Write out every line below that includes the word "JSON".
■ ■ ■
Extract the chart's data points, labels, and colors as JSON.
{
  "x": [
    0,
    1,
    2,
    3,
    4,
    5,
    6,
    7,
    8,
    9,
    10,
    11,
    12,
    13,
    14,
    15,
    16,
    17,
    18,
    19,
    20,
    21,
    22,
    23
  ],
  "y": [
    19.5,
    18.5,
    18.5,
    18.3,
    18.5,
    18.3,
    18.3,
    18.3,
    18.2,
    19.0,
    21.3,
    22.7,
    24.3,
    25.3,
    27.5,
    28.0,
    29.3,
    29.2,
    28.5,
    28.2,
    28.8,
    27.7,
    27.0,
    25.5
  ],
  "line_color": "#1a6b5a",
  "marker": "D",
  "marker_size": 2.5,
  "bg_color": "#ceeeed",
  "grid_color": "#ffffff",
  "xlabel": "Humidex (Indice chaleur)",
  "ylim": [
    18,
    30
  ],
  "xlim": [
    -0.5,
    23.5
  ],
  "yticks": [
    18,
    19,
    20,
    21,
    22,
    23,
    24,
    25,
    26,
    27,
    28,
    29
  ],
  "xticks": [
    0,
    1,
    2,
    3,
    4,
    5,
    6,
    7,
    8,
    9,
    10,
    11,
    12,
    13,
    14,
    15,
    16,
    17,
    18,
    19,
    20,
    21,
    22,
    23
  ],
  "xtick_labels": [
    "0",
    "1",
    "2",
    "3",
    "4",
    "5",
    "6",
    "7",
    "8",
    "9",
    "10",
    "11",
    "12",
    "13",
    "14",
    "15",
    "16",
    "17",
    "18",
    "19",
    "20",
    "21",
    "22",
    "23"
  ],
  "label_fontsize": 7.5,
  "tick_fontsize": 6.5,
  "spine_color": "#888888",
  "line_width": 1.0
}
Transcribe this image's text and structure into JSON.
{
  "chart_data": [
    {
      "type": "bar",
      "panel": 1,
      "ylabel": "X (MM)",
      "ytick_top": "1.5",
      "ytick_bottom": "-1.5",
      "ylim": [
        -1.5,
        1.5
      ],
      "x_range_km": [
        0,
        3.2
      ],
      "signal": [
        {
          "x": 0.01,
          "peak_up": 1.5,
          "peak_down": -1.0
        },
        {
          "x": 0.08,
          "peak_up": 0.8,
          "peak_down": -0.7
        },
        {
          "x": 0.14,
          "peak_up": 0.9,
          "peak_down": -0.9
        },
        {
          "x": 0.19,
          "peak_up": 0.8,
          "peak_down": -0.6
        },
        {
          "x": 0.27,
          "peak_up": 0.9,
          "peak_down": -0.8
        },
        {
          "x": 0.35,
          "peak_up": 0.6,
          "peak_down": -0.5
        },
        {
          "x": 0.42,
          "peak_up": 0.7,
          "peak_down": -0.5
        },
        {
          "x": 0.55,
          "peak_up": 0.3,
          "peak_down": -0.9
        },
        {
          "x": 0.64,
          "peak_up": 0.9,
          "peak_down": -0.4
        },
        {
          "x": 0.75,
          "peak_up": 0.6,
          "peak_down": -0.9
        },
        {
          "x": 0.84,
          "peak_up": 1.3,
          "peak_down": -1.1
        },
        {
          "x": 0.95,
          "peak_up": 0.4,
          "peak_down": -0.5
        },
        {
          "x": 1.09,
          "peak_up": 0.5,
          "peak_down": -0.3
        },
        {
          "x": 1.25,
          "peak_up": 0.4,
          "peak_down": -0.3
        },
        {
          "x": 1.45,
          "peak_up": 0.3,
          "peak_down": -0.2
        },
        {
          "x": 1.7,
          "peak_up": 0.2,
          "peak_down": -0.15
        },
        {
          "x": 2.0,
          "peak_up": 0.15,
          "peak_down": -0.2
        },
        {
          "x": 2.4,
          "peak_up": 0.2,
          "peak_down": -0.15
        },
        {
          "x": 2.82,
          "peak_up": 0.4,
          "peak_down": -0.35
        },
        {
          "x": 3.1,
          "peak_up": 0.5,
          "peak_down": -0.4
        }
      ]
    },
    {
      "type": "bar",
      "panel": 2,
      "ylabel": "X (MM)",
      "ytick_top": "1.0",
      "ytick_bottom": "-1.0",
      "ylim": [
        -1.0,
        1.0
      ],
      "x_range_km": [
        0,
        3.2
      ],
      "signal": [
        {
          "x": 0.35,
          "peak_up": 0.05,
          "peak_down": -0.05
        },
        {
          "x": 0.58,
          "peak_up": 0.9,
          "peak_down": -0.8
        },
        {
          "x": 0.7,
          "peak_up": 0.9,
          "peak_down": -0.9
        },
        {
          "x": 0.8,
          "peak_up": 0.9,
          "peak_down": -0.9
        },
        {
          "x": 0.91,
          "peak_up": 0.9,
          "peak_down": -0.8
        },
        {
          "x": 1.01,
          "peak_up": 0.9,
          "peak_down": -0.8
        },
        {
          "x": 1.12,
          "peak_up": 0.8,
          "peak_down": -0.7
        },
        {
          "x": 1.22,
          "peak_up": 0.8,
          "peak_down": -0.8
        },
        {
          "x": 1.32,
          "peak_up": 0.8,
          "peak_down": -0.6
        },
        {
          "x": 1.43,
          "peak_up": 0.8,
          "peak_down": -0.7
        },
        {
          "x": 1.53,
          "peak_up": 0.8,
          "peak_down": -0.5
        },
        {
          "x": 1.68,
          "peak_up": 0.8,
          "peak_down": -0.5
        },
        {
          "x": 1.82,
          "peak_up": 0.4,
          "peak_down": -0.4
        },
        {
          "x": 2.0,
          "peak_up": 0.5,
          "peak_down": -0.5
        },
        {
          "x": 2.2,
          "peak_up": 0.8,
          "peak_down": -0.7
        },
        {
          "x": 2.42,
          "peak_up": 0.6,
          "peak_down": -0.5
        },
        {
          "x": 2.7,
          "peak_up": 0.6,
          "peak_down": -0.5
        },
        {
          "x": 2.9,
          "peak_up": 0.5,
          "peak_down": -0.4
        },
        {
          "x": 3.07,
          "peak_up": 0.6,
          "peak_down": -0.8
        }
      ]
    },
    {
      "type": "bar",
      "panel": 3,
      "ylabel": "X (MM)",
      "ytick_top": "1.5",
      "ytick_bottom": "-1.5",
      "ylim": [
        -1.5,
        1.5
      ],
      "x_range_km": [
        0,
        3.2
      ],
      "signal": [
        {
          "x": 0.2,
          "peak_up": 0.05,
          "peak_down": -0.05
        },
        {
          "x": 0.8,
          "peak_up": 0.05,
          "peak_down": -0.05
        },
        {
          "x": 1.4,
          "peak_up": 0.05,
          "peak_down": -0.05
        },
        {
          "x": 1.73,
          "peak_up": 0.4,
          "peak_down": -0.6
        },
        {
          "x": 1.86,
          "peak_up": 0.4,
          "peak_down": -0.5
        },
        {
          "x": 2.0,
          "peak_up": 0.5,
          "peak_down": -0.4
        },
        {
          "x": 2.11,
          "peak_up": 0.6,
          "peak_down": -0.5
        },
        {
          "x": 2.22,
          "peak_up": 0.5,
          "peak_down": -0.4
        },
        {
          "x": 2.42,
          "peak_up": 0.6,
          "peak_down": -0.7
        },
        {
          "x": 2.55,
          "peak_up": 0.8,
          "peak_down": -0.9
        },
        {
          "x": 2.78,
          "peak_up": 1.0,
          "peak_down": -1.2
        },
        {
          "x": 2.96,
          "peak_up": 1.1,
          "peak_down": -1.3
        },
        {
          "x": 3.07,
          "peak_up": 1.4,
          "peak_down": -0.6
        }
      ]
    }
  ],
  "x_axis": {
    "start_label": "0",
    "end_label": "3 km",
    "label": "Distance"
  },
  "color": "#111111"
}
■ ■ ■
• **Task answer**
Extract the chart's data points, labels, and colors as JSON.
Transcribe this image's text and structure into JSON.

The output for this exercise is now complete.